Reproduce the listing word for word, leaving every picture behind.

Figure data in JSON
start

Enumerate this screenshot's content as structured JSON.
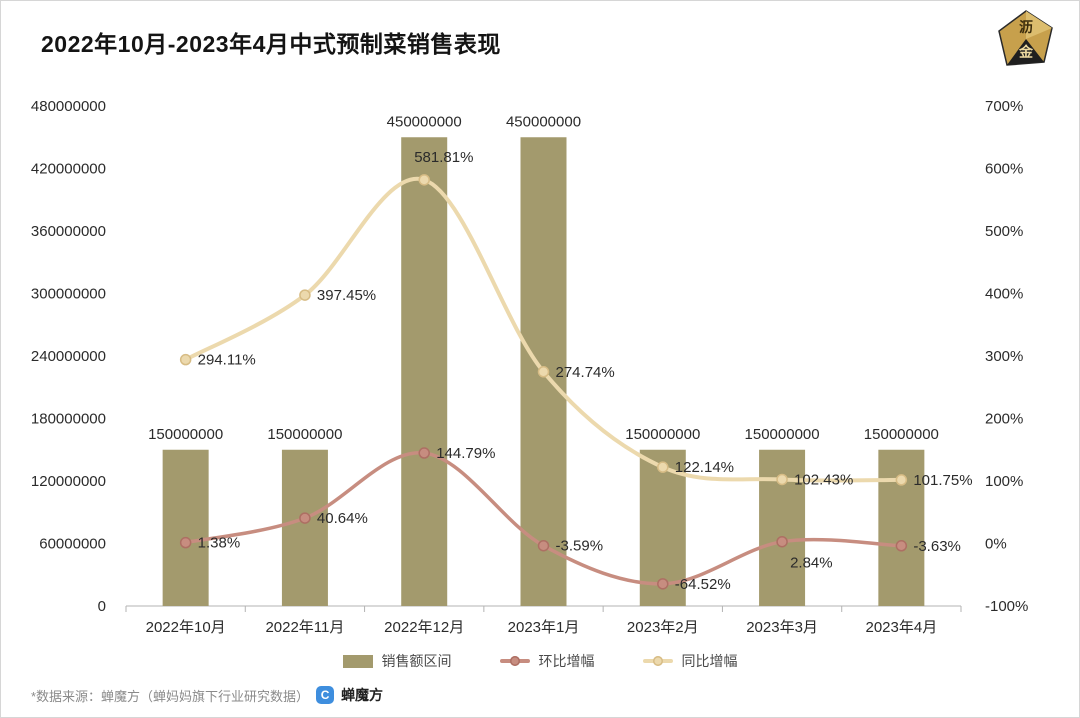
{
  "header": {
    "title": "2022年10月-2023年4月中式预制菜销售表现",
    "logo_char1": "沥",
    "logo_char2": "金"
  },
  "chart_data": {
    "type": "combo",
    "title": "2022年10月-2023年4月中式预制菜销售表现",
    "categories": [
      "2022年10月",
      "2022年11月",
      "2022年12月",
      "2023年1月",
      "2023年2月",
      "2023年3月",
      "2023年4月"
    ],
    "bar_series": {
      "name": "销售额区间",
      "axis": "left",
      "color": "#a39a6d",
      "values": [
        150000000,
        150000000,
        450000000,
        450000000,
        150000000,
        150000000,
        150000000
      ],
      "labels": [
        "150000000",
        "150000000",
        "450000000",
        "450000000",
        "150000000",
        "150000000",
        "150000000"
      ]
    },
    "line_series": [
      {
        "name": "环比增幅",
        "axis": "right",
        "color": "#c78d80",
        "marker_stroke": "#ad6f63",
        "values": [
          1.38,
          40.64,
          144.79,
          -3.59,
          -64.52,
          2.84,
          -3.63
        ],
        "labels": [
          "1.38%",
          "40.64%",
          "144.79%",
          "-3.59%",
          "-64.52%",
          "2.84%",
          "-3.63%"
        ]
      },
      {
        "name": "同比增幅",
        "axis": "right",
        "color": "#ecd9ad",
        "marker_stroke": "#d7bc85",
        "values": [
          294.11,
          397.45,
          581.81,
          274.74,
          122.14,
          102.43,
          101.75
        ],
        "labels": [
          "294.11%",
          "397.45%",
          "581.81%",
          "274.74%",
          "122.14%",
          "102.43%",
          "101.75%"
        ]
      }
    ],
    "left_axis": {
      "min": 0,
      "max": 480000000,
      "step": 60000000,
      "ticks": [
        "0",
        "60000000",
        "120000000",
        "180000000",
        "240000000",
        "300000000",
        "360000000",
        "420000000",
        "480000000"
      ]
    },
    "right_axis": {
      "min": -100,
      "max": 700,
      "step": 100,
      "ticks": [
        "-100%",
        "0%",
        "100%",
        "200%",
        "300%",
        "400%",
        "500%",
        "600%",
        "700%"
      ]
    },
    "legend": [
      "销售额区间",
      "环比增幅",
      "同比增幅"
    ],
    "legend_position": "bottom",
    "grid": false
  },
  "footer": {
    "source_text": "*数据来源：蝉魔方（蝉妈妈旗下行业研究数据）",
    "brand_icon": "C",
    "brand": "蝉魔方"
  }
}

end

Task result:
Enumerate this screenshot's content as structured JSON.
{
  "header": {
    "title": "2022年10月-2023年4月中式预制菜销售表现",
    "logo_char1": "沥",
    "logo_char2": "金"
  },
  "chart_data": {
    "type": "combo",
    "title": "2022年10月-2023年4月中式预制菜销售表现",
    "categories": [
      "2022年10月",
      "2022年11月",
      "2022年12月",
      "2023年1月",
      "2023年2月",
      "2023年3月",
      "2023年4月"
    ],
    "bar_series": {
      "name": "销售额区间",
      "axis": "left",
      "color": "#a39a6d",
      "values": [
        150000000,
        150000000,
        450000000,
        450000000,
        150000000,
        150000000,
        150000000
      ],
      "labels": [
        "150000000",
        "150000000",
        "450000000",
        "450000000",
        "150000000",
        "150000000",
        "150000000"
      ]
    },
    "line_series": [
      {
        "name": "环比增幅",
        "axis": "right",
        "color": "#c78d80",
        "marker_stroke": "#ad6f63",
        "values": [
          1.38,
          40.64,
          144.79,
          -3.59,
          -64.52,
          2.84,
          -3.63
        ],
        "labels": [
          "1.38%",
          "40.64%",
          "144.79%",
          "-3.59%",
          "-64.52%",
          "2.84%",
          "-3.63%"
        ]
      },
      {
        "name": "同比增幅",
        "axis": "right",
        "color": "#ecd9ad",
        "marker_stroke": "#d7bc85",
        "values": [
          294.11,
          397.45,
          581.81,
          274.74,
          122.14,
          102.43,
          101.75
        ],
        "labels": [
          "294.11%",
          "397.45%",
          "581.81%",
          "274.74%",
          "122.14%",
          "102.43%",
          "101.75%"
        ]
      }
    ],
    "left_axis": {
      "min": 0,
      "max": 480000000,
      "step": 60000000,
      "ticks": [
        "0",
        "60000000",
        "120000000",
        "180000000",
        "240000000",
        "300000000",
        "360000000",
        "420000000",
        "480000000"
      ]
    },
    "right_axis": {
      "min": -100,
      "max": 700,
      "step": 100,
      "ticks": [
        "-100%",
        "0%",
        "100%",
        "200%",
        "300%",
        "400%",
        "500%",
        "600%",
        "700%"
      ]
    },
    "legend": [
      "销售额区间",
      "环比增幅",
      "同比增幅"
    ],
    "legend_position": "bottom",
    "grid": false
  },
  "footer": {
    "source_text": "*数据来源：蝉魔方（蝉妈妈旗下行业研究数据）",
    "brand_icon": "C",
    "brand": "蝉魔方"
  }
}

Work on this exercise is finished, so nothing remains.